--- EXERCISE INSTRUCTIONS ---
Determine how many lines of the data below contain "date", then give only that number.

--- DATASET ENTRIES ---
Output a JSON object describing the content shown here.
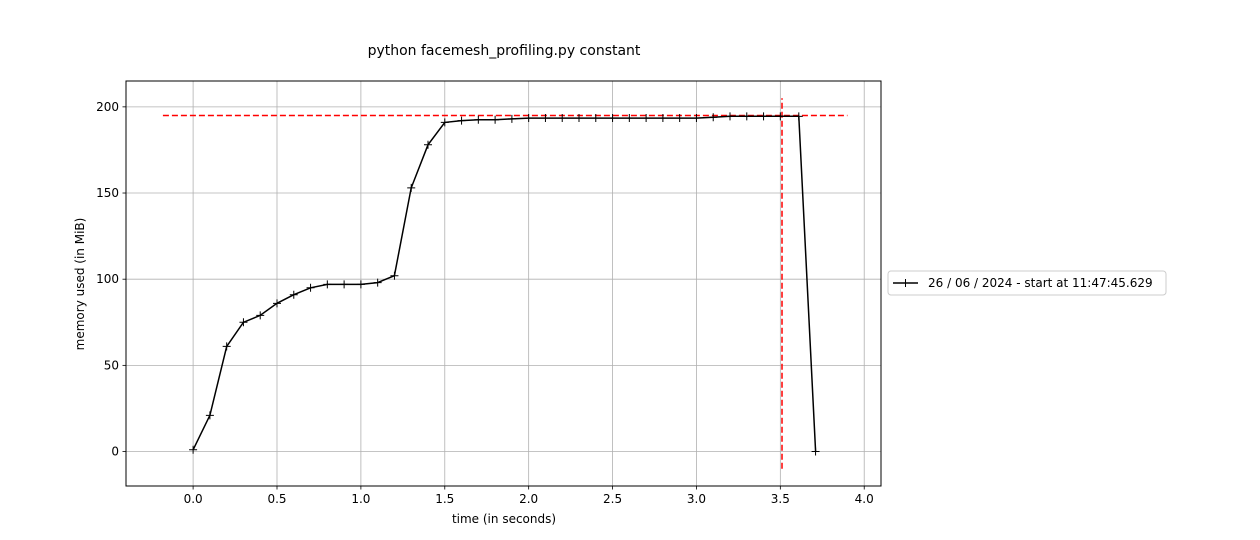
{
  "chart_data": {
    "type": "line",
    "title": "python facemesh_profiling.py constant",
    "xlabel": "time (in seconds)",
    "ylabel": "memory used (in MiB)",
    "xlim": [
      -0.4,
      4.1
    ],
    "ylim": [
      -20,
      215
    ],
    "xticks": [
      0.0,
      0.5,
      1.0,
      1.5,
      2.0,
      2.5,
      3.0,
      3.5,
      4.0
    ],
    "xtick_labels": [
      "0.0",
      "0.5",
      "1.0",
      "1.5",
      "2.0",
      "2.5",
      "3.0",
      "3.5",
      "4.0"
    ],
    "yticks": [
      0,
      50,
      100,
      150,
      200
    ],
    "ytick_labels": [
      "0",
      "50",
      "100",
      "150",
      "200"
    ],
    "grid": true,
    "legend_position": "right, outside plot",
    "series": [
      {
        "name": "26 / 06 / 2024 - start at 11:47:45.629",
        "color": "#000000",
        "marker": "+",
        "x": [
          0.0,
          0.1,
          0.2,
          0.3,
          0.4,
          0.5,
          0.6,
          0.7,
          0.8,
          0.9,
          1.0,
          1.1,
          1.2,
          1.3,
          1.4,
          1.5,
          1.6,
          1.7,
          1.8,
          1.9,
          2.0,
          2.1,
          2.2,
          2.3,
          2.4,
          2.5,
          2.6,
          2.7,
          2.8,
          2.9,
          3.0,
          3.1,
          3.2,
          3.3,
          3.4,
          3.5,
          3.61,
          3.71
        ],
        "y": [
          1,
          21,
          61,
          75,
          79,
          86,
          91,
          95,
          97,
          97,
          97,
          98,
          102,
          153,
          178,
          191,
          192,
          192.5,
          192.5,
          193,
          193.5,
          193.5,
          193.5,
          193.5,
          193.5,
          193.5,
          193.5,
          193.5,
          193.5,
          193.5,
          193.5,
          194,
          194.5,
          194.5,
          194.5,
          194.5,
          194.5,
          0
        ]
      }
    ],
    "reference_lines": [
      {
        "orientation": "horizontal",
        "y": 195,
        "x_from": -0.18,
        "x_to": 3.9,
        "color": "#ff0000",
        "style": "dashed"
      },
      {
        "orientation": "vertical",
        "x": 3.51,
        "y_from": -10,
        "y_to": 205,
        "color": "#ff0000",
        "style": "dashed"
      }
    ]
  }
}
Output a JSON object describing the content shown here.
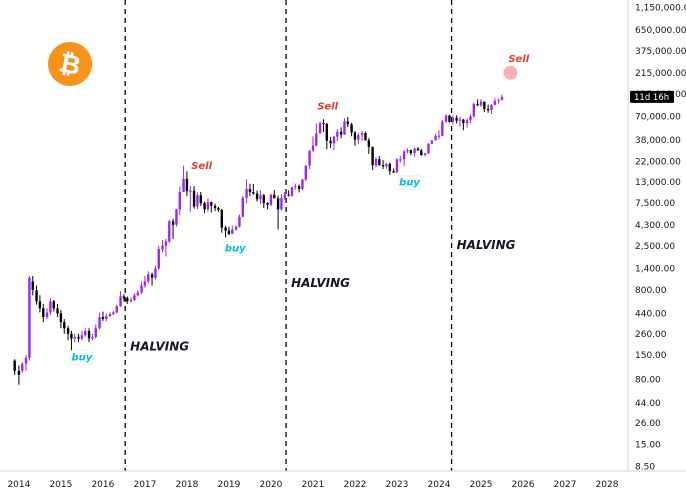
{
  "chart_data": {
    "type": "candlestick",
    "scale": "log",
    "y_ticks": [
      "1,150,000.00",
      "650,000.00",
      "375,000.00",
      "215,000.00",
      "125,000.00",
      "70,000.00",
      "38,000.00",
      "22,000.00",
      "13,000.00",
      "7,500.00",
      "4,300.00",
      "2,500.00",
      "1,400.00",
      "800.00",
      "440.00",
      "260.00",
      "150.00",
      "80.00",
      "44.00",
      "26.00",
      "15.00",
      "8.50"
    ],
    "y_tick_values": [
      1150000,
      650000,
      375000,
      215000,
      125000,
      70000,
      38000,
      22000,
      13000,
      7500,
      4300,
      2500,
      1400,
      800,
      440,
      260,
      150,
      80,
      44,
      26,
      15,
      8.5
    ],
    "x_ticks": [
      "2014",
      "2015",
      "2016",
      "2017",
      "2018",
      "2019",
      "2020",
      "2021",
      "2022",
      "2023",
      "2024",
      "2025",
      "2026",
      "2027",
      "2028"
    ],
    "x_tick_values": [
      2014,
      2015,
      2016,
      2017,
      2018,
      2019,
      2020,
      2021,
      2022,
      2023,
      2024,
      2025,
      2026,
      2027,
      2028
    ],
    "x_range": [
      2013.55,
      2028.5
    ],
    "y_range": [
      7.6,
      1400000
    ],
    "countdown_label": "11d 16h",
    "halvings": [
      {
        "date": 2016.53,
        "label": "HALVING",
        "label_price": 170
      },
      {
        "date": 2020.36,
        "label": "HALVING",
        "label_price": 870
      },
      {
        "date": 2024.3,
        "label": "HALVING",
        "label_price": 2300
      }
    ],
    "annotations": [
      {
        "text": "buy",
        "date": 2015.5,
        "price": 130,
        "color": "#00bcd4"
      },
      {
        "text": "Sell",
        "date": 2018.35,
        "price": 18000,
        "color": "#e53935"
      },
      {
        "text": "buy",
        "date": 2019.15,
        "price": 2150,
        "color": "#00bcd4"
      },
      {
        "text": "Sell",
        "date": 2021.35,
        "price": 84000,
        "color": "#e53935"
      },
      {
        "text": "buy",
        "date": 2023.3,
        "price": 11800,
        "color": "#00bcd4"
      },
      {
        "text": "Sell",
        "date": 2025.9,
        "price": 285000,
        "color": "#e53935"
      }
    ],
    "projection_point": {
      "date": 2025.7,
      "price": 215000,
      "color": "#f5a5a5"
    },
    "candles": [
      [
        2013.9,
        130,
        100,
        135,
        90
      ],
      [
        2014.0,
        100,
        90,
        115,
        70
      ],
      [
        2014.08,
        100,
        120,
        125,
        95
      ],
      [
        2014.17,
        120,
        140,
        150,
        100
      ],
      [
        2014.25,
        140,
        1100,
        1150,
        130
      ],
      [
        2014.33,
        1000,
        800,
        1150,
        700
      ],
      [
        2014.42,
        800,
        600,
        900,
        550
      ],
      [
        2014.5,
        600,
        500,
        700,
        450
      ],
      [
        2014.58,
        500,
        400,
        560,
        350
      ],
      [
        2014.67,
        400,
        450,
        500,
        380
      ],
      [
        2014.75,
        450,
        600,
        650,
        420
      ],
      [
        2014.83,
        600,
        500,
        620,
        460
      ],
      [
        2014.92,
        500,
        440,
        560,
        400
      ],
      [
        2015.0,
        440,
        350,
        480,
        300
      ],
      [
        2015.08,
        350,
        300,
        380,
        260
      ],
      [
        2015.17,
        300,
        260,
        320,
        220
      ],
      [
        2015.25,
        260,
        230,
        280,
        170
      ],
      [
        2015.33,
        230,
        240,
        260,
        210
      ],
      [
        2015.42,
        240,
        230,
        260,
        210
      ],
      [
        2015.5,
        230,
        250,
        280,
        220
      ],
      [
        2015.58,
        250,
        280,
        300,
        240
      ],
      [
        2015.67,
        280,
        230,
        300,
        210
      ],
      [
        2015.75,
        230,
        240,
        260,
        220
      ],
      [
        2015.83,
        240,
        300,
        330,
        230
      ],
      [
        2015.92,
        300,
        400,
        450,
        290
      ],
      [
        2016.0,
        400,
        380,
        460,
        360
      ],
      [
        2016.08,
        380,
        410,
        440,
        360
      ],
      [
        2016.17,
        410,
        430,
        450,
        400
      ],
      [
        2016.25,
        430,
        450,
        470,
        420
      ],
      [
        2016.33,
        450,
        530,
        550,
        440
      ],
      [
        2016.42,
        530,
        680,
        780,
        520
      ],
      [
        2016.5,
        680,
        650,
        720,
        600
      ],
      [
        2016.58,
        650,
        600,
        680,
        560
      ],
      [
        2016.67,
        600,
        620,
        660,
        580
      ],
      [
        2016.75,
        620,
        700,
        740,
        600
      ],
      [
        2016.83,
        700,
        750,
        800,
        680
      ],
      [
        2016.92,
        750,
        900,
        1000,
        720
      ],
      [
        2017.0,
        900,
        1000,
        1150,
        850
      ],
      [
        2017.08,
        1000,
        1200,
        1300,
        950
      ],
      [
        2017.17,
        1200,
        1100,
        1250,
        900
      ],
      [
        2017.25,
        1100,
        1400,
        1500,
        1050
      ],
      [
        2017.33,
        1400,
        2300,
        2500,
        1350
      ],
      [
        2017.42,
        2300,
        2500,
        2900,
        2100
      ],
      [
        2017.5,
        2500,
        2800,
        3000,
        1900
      ],
      [
        2017.58,
        2800,
        4700,
        4900,
        2700
      ],
      [
        2017.67,
        4700,
        4300,
        5000,
        3000
      ],
      [
        2017.75,
        4300,
        6400,
        6500,
        4100
      ],
      [
        2017.83,
        6400,
        10000,
        11500,
        5500
      ],
      [
        2017.92,
        10000,
        14000,
        19700,
        11000
      ],
      [
        2018.0,
        14000,
        10200,
        17000,
        9000
      ],
      [
        2018.08,
        10200,
        10300,
        11700,
        6000
      ],
      [
        2018.17,
        10300,
        6900,
        11600,
        6500
      ],
      [
        2018.25,
        6900,
        9200,
        9900,
        6400
      ],
      [
        2018.33,
        9200,
        7500,
        10000,
        7000
      ],
      [
        2018.42,
        7500,
        6400,
        7800,
        5800
      ],
      [
        2018.5,
        6400,
        7700,
        8500,
        6000
      ],
      [
        2018.58,
        7700,
        7000,
        7800,
        5900
      ],
      [
        2018.67,
        7000,
        6600,
        7400,
        6100
      ],
      [
        2018.75,
        6600,
        6300,
        6800,
        6000
      ],
      [
        2018.83,
        6300,
        4000,
        6500,
        3500
      ],
      [
        2018.92,
        4000,
        3700,
        4200,
        3100
      ],
      [
        2019.0,
        3700,
        3400,
        4100,
        3300
      ],
      [
        2019.08,
        3400,
        3800,
        4200,
        3400
      ],
      [
        2019.17,
        3800,
        4100,
        4200,
        3700
      ],
      [
        2019.25,
        4100,
        5300,
        5600,
        4000
      ],
      [
        2019.33,
        5300,
        8600,
        9000,
        5200
      ],
      [
        2019.42,
        8600,
        10800,
        13800,
        7500
      ],
      [
        2019.5,
        10800,
        10000,
        12400,
        9000
      ],
      [
        2019.58,
        10000,
        9600,
        12300,
        9300
      ],
      [
        2019.67,
        9600,
        8300,
        10400,
        7800
      ],
      [
        2019.75,
        8300,
        9200,
        10500,
        7300
      ],
      [
        2019.83,
        9200,
        7500,
        9500,
        6600
      ],
      [
        2019.92,
        7500,
        7200,
        7700,
        6400
      ],
      [
        2020.0,
        7200,
        9300,
        9600,
        6900
      ],
      [
        2020.08,
        9300,
        8500,
        10500,
        8500
      ],
      [
        2020.17,
        8500,
        6400,
        9100,
        3800
      ],
      [
        2020.25,
        6400,
        8600,
        9500,
        6200
      ],
      [
        2020.33,
        8600,
        9400,
        10000,
        8100
      ],
      [
        2020.42,
        9400,
        9100,
        10400,
        8900
      ],
      [
        2020.5,
        9100,
        11300,
        11400,
        8900
      ],
      [
        2020.58,
        11300,
        11600,
        12400,
        10600
      ],
      [
        2020.67,
        11600,
        10800,
        12100,
        9900
      ],
      [
        2020.75,
        10800,
        13800,
        14000,
        10400
      ],
      [
        2020.83,
        13800,
        19700,
        19900,
        13200
      ],
      [
        2020.92,
        19700,
        29000,
        29300,
        18000
      ],
      [
        2021.0,
        29000,
        33100,
        41900,
        28100
      ],
      [
        2021.08,
        33100,
        45200,
        58300,
        32300
      ],
      [
        2021.17,
        45200,
        58800,
        61800,
        44900
      ],
      [
        2021.25,
        58800,
        57700,
        64900,
        47000
      ],
      [
        2021.33,
        57700,
        37300,
        59500,
        30000
      ],
      [
        2021.42,
        37300,
        35000,
        41300,
        31000
      ],
      [
        2021.5,
        35000,
        41500,
        42500,
        29300
      ],
      [
        2021.58,
        41500,
        47100,
        50500,
        37300
      ],
      [
        2021.67,
        47100,
        43800,
        52900,
        39600
      ],
      [
        2021.75,
        43800,
        61300,
        67000,
        43300
      ],
      [
        2021.83,
        61300,
        57000,
        69000,
        53300
      ],
      [
        2021.92,
        57000,
        46200,
        59000,
        42000
      ],
      [
        2022.0,
        46200,
        38500,
        47900,
        32900
      ],
      [
        2022.08,
        38500,
        43200,
        45800,
        34300
      ],
      [
        2022.17,
        43200,
        45500,
        48200,
        37200
      ],
      [
        2022.25,
        45500,
        37700,
        47400,
        37600
      ],
      [
        2022.33,
        37700,
        31800,
        40000,
        26700
      ],
      [
        2022.42,
        31800,
        19900,
        32300,
        17600
      ],
      [
        2022.5,
        19900,
        23300,
        24600,
        18800
      ],
      [
        2022.58,
        23300,
        20000,
        25200,
        19600
      ],
      [
        2022.67,
        20000,
        19400,
        22700,
        18100
      ],
      [
        2022.75,
        19400,
        20500,
        21000,
        18200
      ],
      [
        2022.83,
        20500,
        17200,
        21400,
        15500
      ],
      [
        2022.92,
        17200,
        16500,
        18300,
        16300
      ],
      [
        2023.0,
        16500,
        23100,
        23900,
        16500
      ],
      [
        2023.08,
        23100,
        23100,
        25200,
        21400
      ],
      [
        2023.17,
        23100,
        28500,
        29200,
        19500
      ],
      [
        2023.25,
        28500,
        29300,
        30900,
        26900
      ],
      [
        2023.33,
        29300,
        27200,
        29800,
        25800
      ],
      [
        2023.42,
        27200,
        30500,
        31400,
        24800
      ],
      [
        2023.5,
        30500,
        29200,
        31800,
        28900
      ],
      [
        2023.58,
        29200,
        25900,
        30200,
        25400
      ],
      [
        2023.67,
        25900,
        27000,
        27500,
        24900
      ],
      [
        2023.75,
        27000,
        34600,
        35200,
        26600
      ],
      [
        2023.83,
        34600,
        37700,
        38000,
        34100
      ],
      [
        2023.92,
        37700,
        42300,
        44700,
        37600
      ],
      [
        2024.0,
        42300,
        42600,
        48900,
        38600
      ],
      [
        2024.08,
        42600,
        61200,
        64000,
        41900
      ],
      [
        2024.17,
        61200,
        71300,
        73800,
        59100
      ],
      [
        2024.25,
        71300,
        60700,
        72700,
        59600
      ],
      [
        2024.33,
        60700,
        67500,
        71900,
        56500
      ],
      [
        2024.42,
        67500,
        62700,
        72000,
        58400
      ],
      [
        2024.5,
        62700,
        64600,
        70000,
        53500
      ],
      [
        2024.58,
        64600,
        59000,
        65600,
        49100
      ],
      [
        2024.67,
        59000,
        63300,
        66500,
        52600
      ],
      [
        2024.75,
        63300,
        70200,
        73600,
        58900
      ],
      [
        2024.83,
        70200,
        96400,
        99600,
        67500
      ],
      [
        2024.92,
        96400,
        93400,
        108300,
        90700
      ],
      [
        2025.0,
        93400,
        102400,
        109500,
        89200
      ],
      [
        2025.08,
        102400,
        84300,
        102500,
        78200
      ],
      [
        2025.17,
        84300,
        82500,
        95000,
        76600
      ],
      [
        2025.25,
        82500,
        94200,
        95700,
        74500
      ],
      [
        2025.33,
        94200,
        104600,
        111900,
        93300
      ],
      [
        2025.42,
        104600,
        107100,
        110600,
        98200
      ],
      [
        2025.5,
        107100,
        115700,
        123100,
        105100
      ]
    ]
  }
}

--- SOLUTION TO THIS PROBLEM ---
10